Data entries for graphics
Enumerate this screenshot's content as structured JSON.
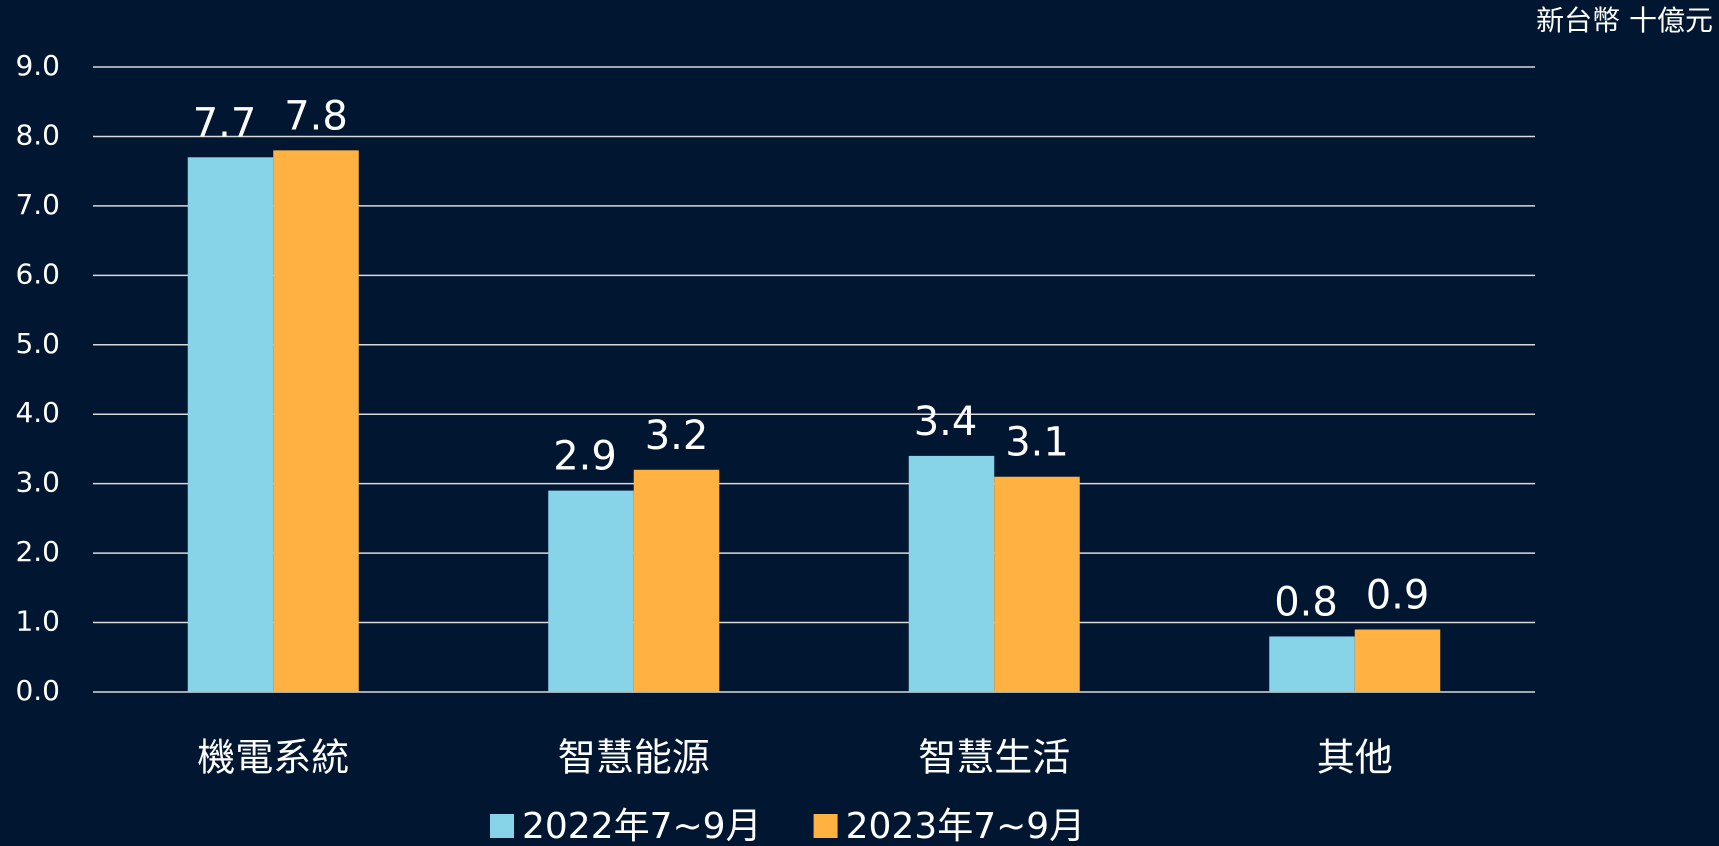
{
  "chart_data": {
    "type": "bar",
    "unit": "新台幣 十億元",
    "categories": [
      "機電系統",
      "智慧能源",
      "智慧生活",
      "其他"
    ],
    "series": [
      {
        "name": "2022年7~9月",
        "color": "#87d3e8",
        "values": [
          7.7,
          2.9,
          3.4,
          0.8
        ]
      },
      {
        "name": "2023年7~9月",
        "color": "#ffb142",
        "values": [
          7.8,
          3.2,
          3.1,
          0.9
        ]
      }
    ],
    "ylim": [
      0,
      9
    ],
    "yticks": [
      {
        "value": 0,
        "label": "0.0"
      },
      {
        "value": 1,
        "label": "1.0"
      },
      {
        "value": 2,
        "label": "2.0"
      },
      {
        "value": 3,
        "label": "3.0"
      },
      {
        "value": 4,
        "label": "4.0"
      },
      {
        "value": 5,
        "label": "5.0"
      },
      {
        "value": 6,
        "label": "6.0"
      },
      {
        "value": 7,
        "label": "7.0"
      },
      {
        "value": 8,
        "label": "8.0"
      },
      {
        "value": 9,
        "label": "9.0"
      }
    ],
    "grid": true,
    "legend": "bottom"
  }
}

:: Instructions to follow ::
Copy the data word for word. Pictures do not go in the copy.

:: Exercise response ::
Enumerate this screenshot's content as structured JSON.
{
  "chart_data": {
    "type": "bar",
    "unit": "新台幣 十億元",
    "categories": [
      "機電系統",
      "智慧能源",
      "智慧生活",
      "其他"
    ],
    "series": [
      {
        "name": "2022年7~9月",
        "color": "#87d3e8",
        "values": [
          7.7,
          2.9,
          3.4,
          0.8
        ]
      },
      {
        "name": "2023年7~9月",
        "color": "#ffb142",
        "values": [
          7.8,
          3.2,
          3.1,
          0.9
        ]
      }
    ],
    "ylim": [
      0,
      9
    ],
    "yticks": [
      {
        "value": 0,
        "label": "0.0"
      },
      {
        "value": 1,
        "label": "1.0"
      },
      {
        "value": 2,
        "label": "2.0"
      },
      {
        "value": 3,
        "label": "3.0"
      },
      {
        "value": 4,
        "label": "4.0"
      },
      {
        "value": 5,
        "label": "5.0"
      },
      {
        "value": 6,
        "label": "6.0"
      },
      {
        "value": 7,
        "label": "7.0"
      },
      {
        "value": 8,
        "label": "8.0"
      },
      {
        "value": 9,
        "label": "9.0"
      }
    ],
    "grid": true,
    "legend": "bottom"
  }
}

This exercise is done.